To do:
Condense the paragraph beginning "After Anastasio narrowly lost" in the town history passage below into a short bulleted list that keeps its main facts.

Passage provided:
After Anastasio narrowly lost to longtime incumbent Ted Clark in what became the closest election in town history, he was a candidate again two years later. In the May 1975 election, Anastasio successfully ran for a seat on the Board of Selectmen. This time he earned 1,322 votes on the Democratic Party line — in a rare three-party contest that also featured a local “Woodbridge Party” slate. Official records in the Town Clerk’s bound volumes show his continued service with his re-election in 1977, confirming his role in town government during the late 1970s.
Anastasio passed away in 2013 at age 94. The New Haven Register obituary published in March that year described him as “deeply loved by his family and a cherished friend and mentor to many.”
Legacy and Continuity
Today, traces of both men’s contributions can still be found in the center of town. Just outside Town Hall, near the site of the old meetings Ted Clark once presided over, stands a tree planted in his memory — its bronze plaque weathered but still legible after half a century.
And in 2018, a memorial garden was planted near that tree in honor of Arden Clark Gordon (1930–2017). She was the daughter of Ted and Evelyn (Schepmoes) Clark and the fifth generation of her family to live on the Clark homestead on Racebrook Road. A 1952 graduate of Skidmore College, she and her husband, Dr. Robert Stanton Gordon, raised six children in Woodbridge. Arden’s daughter, Robin Gordon Schaffer, still lives on the family property — the very same farmstead where her grandfather Ted was born — now home to the seventh generation of the Clark family. Robin has carried forward her family’s tradition of local service as a former longtime member of the Woodbridge Recreation Commission, while her husband Tony Schaffer, served several years on the Board of Finance.

(Layout coordinate data)

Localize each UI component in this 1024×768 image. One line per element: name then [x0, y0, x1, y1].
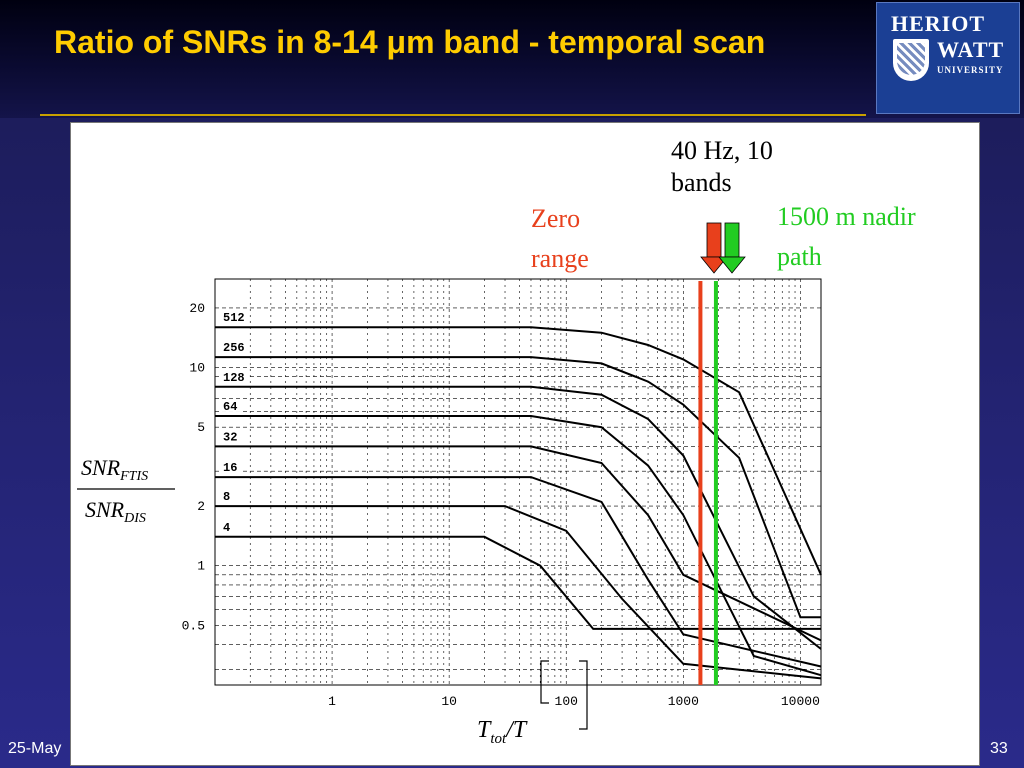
title-band	[0, 0, 1024, 118]
series-label-16: 16	[223, 461, 237, 475]
series-label-128: 128	[223, 371, 245, 385]
series-label-bg	[221, 398, 241, 412]
series-line-128	[215, 385, 822, 650]
logo-text-heriot: HERIOT	[891, 11, 986, 36]
series-label-bg	[221, 340, 249, 354]
x-tick-label: 1000	[668, 694, 699, 709]
axis-ticks: 1 10 100 1000 10000 0.5 1 2 5 10 20	[182, 301, 820, 709]
series-label-bg	[221, 429, 241, 443]
series-line-4	[215, 535, 821, 630]
series: 512 256 128 64 32 16 8 4	[215, 310, 822, 680]
series-line-32	[215, 445, 822, 642]
annotation-nadir-path: 1500 m nadir path	[777, 202, 922, 271]
green-arrow-icon	[718, 222, 746, 274]
y-tick-label: 2	[197, 499, 205, 514]
series-line-512	[215, 326, 822, 576]
series-label-bg	[221, 489, 233, 503]
y-tick-label: 20	[189, 301, 205, 316]
y-tick-label: 1	[197, 559, 205, 574]
series-line-256	[215, 356, 821, 619]
series-label-64: 64	[223, 400, 237, 414]
series-label-512: 512	[223, 311, 245, 325]
xlabel-bracket-right	[579, 660, 588, 730]
series-line-16	[215, 476, 822, 668]
series-label-bg	[221, 519, 233, 533]
page-number: 33	[990, 740, 1008, 757]
footer-date: 25-May	[8, 740, 62, 757]
vertical-markers	[698, 281, 718, 685]
x-tick-label: 10	[441, 694, 457, 709]
series-label-256: 256	[223, 341, 245, 355]
title-underline	[40, 114, 866, 116]
series-label-bg	[221, 310, 249, 324]
y-tick-label: 10	[189, 361, 205, 376]
ylabel-numerator: SNRFTIS	[81, 455, 148, 484]
x-tick-label: 1	[328, 694, 336, 709]
red-arrow-icon	[700, 222, 728, 274]
annotation-zero-range: Zero range	[531, 204, 589, 273]
chart-panel: 1 10 100 1000 10000 0.5 1 2 5 10 20 512 256 128 64 32 1…	[70, 122, 980, 766]
logo-text-university: UNIVERSITY	[937, 65, 1004, 75]
series-label-bg	[221, 369, 249, 383]
series-label-bg	[221, 460, 241, 474]
series-label-32: 32	[223, 430, 237, 444]
series-label-4: 4	[223, 521, 230, 535]
crest-icon	[893, 39, 929, 81]
ylabel-denominator: SNRDIS	[85, 497, 146, 526]
plot-area-frame	[214, 278, 822, 686]
y-tick-label: 0.5	[182, 618, 205, 633]
series-line-8	[215, 505, 822, 680]
logo-text-watt: WATT	[937, 37, 1005, 62]
xlabel: Ttot/T	[477, 717, 528, 747]
university-logo: HERIOT WATT UNIVERSITY	[876, 2, 1020, 114]
annotation-40hz: 40 Hz, 10 bands	[671, 136, 779, 197]
series-label-8: 8	[223, 490, 230, 504]
y-tick-label: 5	[197, 420, 205, 435]
series-line-64	[215, 415, 822, 677]
x-tick-label: 100	[555, 694, 578, 709]
xlabel-bracket-left	[540, 660, 549, 704]
grid	[215, 279, 821, 685]
slide-title: Ratio of SNRs in 8-14 μm band - temporal…	[54, 24, 766, 60]
x-tick-label: 10000	[781, 694, 820, 709]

Output for this task:
- Anastasio narrowly lost to longtime incumbent Ted Clark in the closest election in town history.
- Two years later, in the May 1975 election, he won a seat on the Board of Selectmen with 1,322 votes on the Democratic Party line.
- That race was a rare three-party contest that included a local "Woodbridge Party" slate.
- The Town Clerk's records show he was re-elected in 1977 and served in town government during the late 1970s.